** begin RECORDS FOR THIS TASK **
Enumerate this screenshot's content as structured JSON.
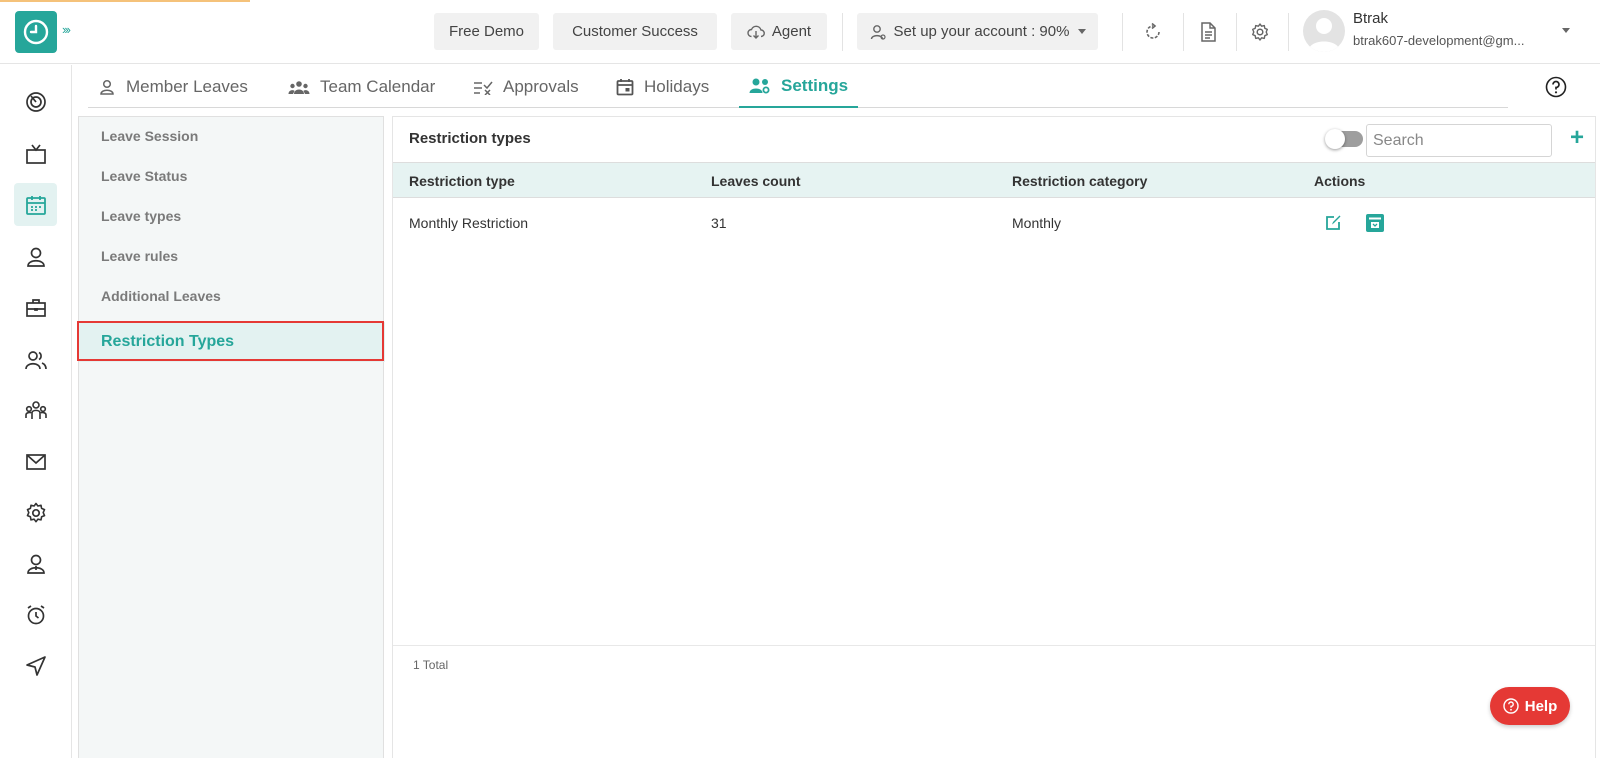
{
  "header": {
    "buttons": {
      "free_demo": "Free Demo",
      "customer_success": "Customer Success",
      "agent": "Agent",
      "setup": "Set up your account : 90%"
    },
    "user": {
      "name": "Btrak",
      "email": "btrak607-development@gm..."
    }
  },
  "tabs": [
    {
      "label": "Member Leaves",
      "icon": "person-icon"
    },
    {
      "label": "Team Calendar",
      "icon": "team-icon"
    },
    {
      "label": "Approvals",
      "icon": "approvals-icon"
    },
    {
      "label": "Holidays",
      "icon": "calendar-icon"
    },
    {
      "label": "Settings",
      "icon": "settings-people-icon"
    }
  ],
  "settings_menu": {
    "items": [
      "Leave Session",
      "Leave Status",
      "Leave types",
      "Leave rules",
      "Additional Leaves",
      "Restriction Types"
    ],
    "active": "Restriction Types"
  },
  "panel": {
    "title": "Restriction types",
    "search_placeholder": "Search",
    "columns": [
      "Restriction type",
      "Leaves count",
      "Restriction category",
      "Actions"
    ],
    "rows": [
      {
        "type": "Monthly Restriction",
        "count": "31",
        "category": "Monthly"
      }
    ],
    "total": "1 Total"
  },
  "help_button": "Help",
  "colors": {
    "accent": "#26a69a",
    "highlight": "#e53935",
    "help": "#e53935"
  }
}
** end RECORDS FOR THIS TASK **
Exclude the pictures and transcribe all of the entries exactly.

# RESULT OF THE TASK:
Enumerate this screenshot's content as structured JSON.
{
  "header": {
    "buttons": {
      "free_demo": "Free Demo",
      "customer_success": "Customer Success",
      "agent": "Agent",
      "setup": "Set up your account : 90%"
    },
    "user": {
      "name": "Btrak",
      "email": "btrak607-development@gm..."
    }
  },
  "tabs": [
    {
      "label": "Member Leaves",
      "icon": "person-icon"
    },
    {
      "label": "Team Calendar",
      "icon": "team-icon"
    },
    {
      "label": "Approvals",
      "icon": "approvals-icon"
    },
    {
      "label": "Holidays",
      "icon": "calendar-icon"
    },
    {
      "label": "Settings",
      "icon": "settings-people-icon"
    }
  ],
  "settings_menu": {
    "items": [
      "Leave Session",
      "Leave Status",
      "Leave types",
      "Leave rules",
      "Additional Leaves",
      "Restriction Types"
    ],
    "active": "Restriction Types"
  },
  "panel": {
    "title": "Restriction types",
    "search_placeholder": "Search",
    "columns": [
      "Restriction type",
      "Leaves count",
      "Restriction category",
      "Actions"
    ],
    "rows": [
      {
        "type": "Monthly Restriction",
        "count": "31",
        "category": "Monthly"
      }
    ],
    "total": "1 Total"
  },
  "help_button": "Help",
  "colors": {
    "accent": "#26a69a",
    "highlight": "#e53935",
    "help": "#e53935"
  }
}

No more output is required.